[Excerpts from a figure dataset]
• • • •

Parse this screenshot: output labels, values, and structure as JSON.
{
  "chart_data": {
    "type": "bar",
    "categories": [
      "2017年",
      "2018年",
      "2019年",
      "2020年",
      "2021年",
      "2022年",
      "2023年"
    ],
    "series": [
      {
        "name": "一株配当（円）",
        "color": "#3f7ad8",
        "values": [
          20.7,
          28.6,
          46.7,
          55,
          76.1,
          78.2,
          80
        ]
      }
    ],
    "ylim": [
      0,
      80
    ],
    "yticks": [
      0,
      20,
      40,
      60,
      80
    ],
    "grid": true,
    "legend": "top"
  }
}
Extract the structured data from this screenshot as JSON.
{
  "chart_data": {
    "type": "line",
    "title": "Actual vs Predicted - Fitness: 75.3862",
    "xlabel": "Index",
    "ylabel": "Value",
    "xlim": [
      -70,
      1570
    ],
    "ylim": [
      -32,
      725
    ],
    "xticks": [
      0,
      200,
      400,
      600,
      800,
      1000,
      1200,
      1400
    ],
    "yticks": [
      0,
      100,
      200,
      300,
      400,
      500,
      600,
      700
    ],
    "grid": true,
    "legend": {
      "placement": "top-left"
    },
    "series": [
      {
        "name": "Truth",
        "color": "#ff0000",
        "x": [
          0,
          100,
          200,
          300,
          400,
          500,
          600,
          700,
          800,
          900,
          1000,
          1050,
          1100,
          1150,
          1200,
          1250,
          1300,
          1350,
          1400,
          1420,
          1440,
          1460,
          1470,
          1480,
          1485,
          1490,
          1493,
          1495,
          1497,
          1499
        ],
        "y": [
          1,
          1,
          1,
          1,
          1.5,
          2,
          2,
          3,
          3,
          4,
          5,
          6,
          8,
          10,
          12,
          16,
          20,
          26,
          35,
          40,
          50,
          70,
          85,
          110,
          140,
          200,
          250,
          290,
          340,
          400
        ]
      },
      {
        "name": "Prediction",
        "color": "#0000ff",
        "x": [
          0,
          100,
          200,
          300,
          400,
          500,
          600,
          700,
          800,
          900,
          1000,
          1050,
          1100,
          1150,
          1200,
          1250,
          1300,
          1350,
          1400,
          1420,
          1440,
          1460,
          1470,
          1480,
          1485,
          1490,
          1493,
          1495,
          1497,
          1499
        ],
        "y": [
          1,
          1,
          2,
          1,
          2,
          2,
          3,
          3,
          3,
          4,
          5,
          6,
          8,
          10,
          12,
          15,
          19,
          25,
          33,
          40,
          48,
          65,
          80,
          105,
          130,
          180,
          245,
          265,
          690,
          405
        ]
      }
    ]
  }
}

• • • •

All of the lines above need to be given again exactly.

Parse this screenshot: output labels, values, and structure as JSON.
{
  "chart_data": {
    "type": "bar",
    "categories": [
      "2017年",
      "2018年",
      "2019年",
      "2020年",
      "2021年",
      "2022年",
      "2023年"
    ],
    "series": [
      {
        "name": "一株配当（円）",
        "color": "#3f7ad8",
        "values": [
          20.7,
          28.6,
          46.7,
          55,
          76.1,
          78.2,
          80
        ]
      }
    ],
    "ylim": [
      0,
      80
    ],
    "yticks": [
      0,
      20,
      40,
      60,
      80
    ],
    "grid": true,
    "legend": "top"
  }
}
Extract the structured data from this screenshot as JSON.
{
  "chart_data": {
    "type": "line",
    "title": "Actual vs Predicted - Fitness: 75.3862",
    "xlabel": "Index",
    "ylabel": "Value",
    "xlim": [
      -70,
      1570
    ],
    "ylim": [
      -32,
      725
    ],
    "xticks": [
      0,
      200,
      400,
      600,
      800,
      1000,
      1200,
      1400
    ],
    "yticks": [
      0,
      100,
      200,
      300,
      400,
      500,
      600,
      700
    ],
    "grid": true,
    "legend": {
      "placement": "top-left"
    },
    "series": [
      {
        "name": "Truth",
        "color": "#ff0000",
        "x": [
          0,
          100,
          200,
          300,
          400,
          500,
          600,
          700,
          800,
          900,
          1000,
          1050,
          1100,
          1150,
          1200,
          1250,
          1300,
          1350,
          1400,
          1420,
          1440,
          1460,
          1470,
          1480,
          1485,
          1490,
          1493,
          1495,
          1497,
          1499
        ],
        "y": [
          1,
          1,
          1,
          1,
          1.5,
          2,
          2,
          3,
          3,
          4,
          5,
          6,
          8,
          10,
          12,
          16,
          20,
          26,
          35,
          40,
          50,
          70,
          85,
          110,
          140,
          200,
          250,
          290,
          340,
          400
        ]
      },
      {
        "name": "Prediction",
        "color": "#0000ff",
        "x": [
          0,
          100,
          200,
          300,
          400,
          500,
          600,
          700,
          800,
          900,
          1000,
          1050,
          1100,
          1150,
          1200,
          1250,
          1300,
          1350,
          1400,
          1420,
          1440,
          1460,
          1470,
          1480,
          1485,
          1490,
          1493,
          1495,
          1497,
          1499
        ],
        "y": [
          1,
          1,
          2,
          1,
          2,
          2,
          3,
          3,
          3,
          4,
          5,
          6,
          8,
          10,
          12,
          15,
          19,
          25,
          33,
          40,
          48,
          65,
          80,
          105,
          130,
          180,
          245,
          265,
          690,
          405
        ]
      }
    ]
  }
}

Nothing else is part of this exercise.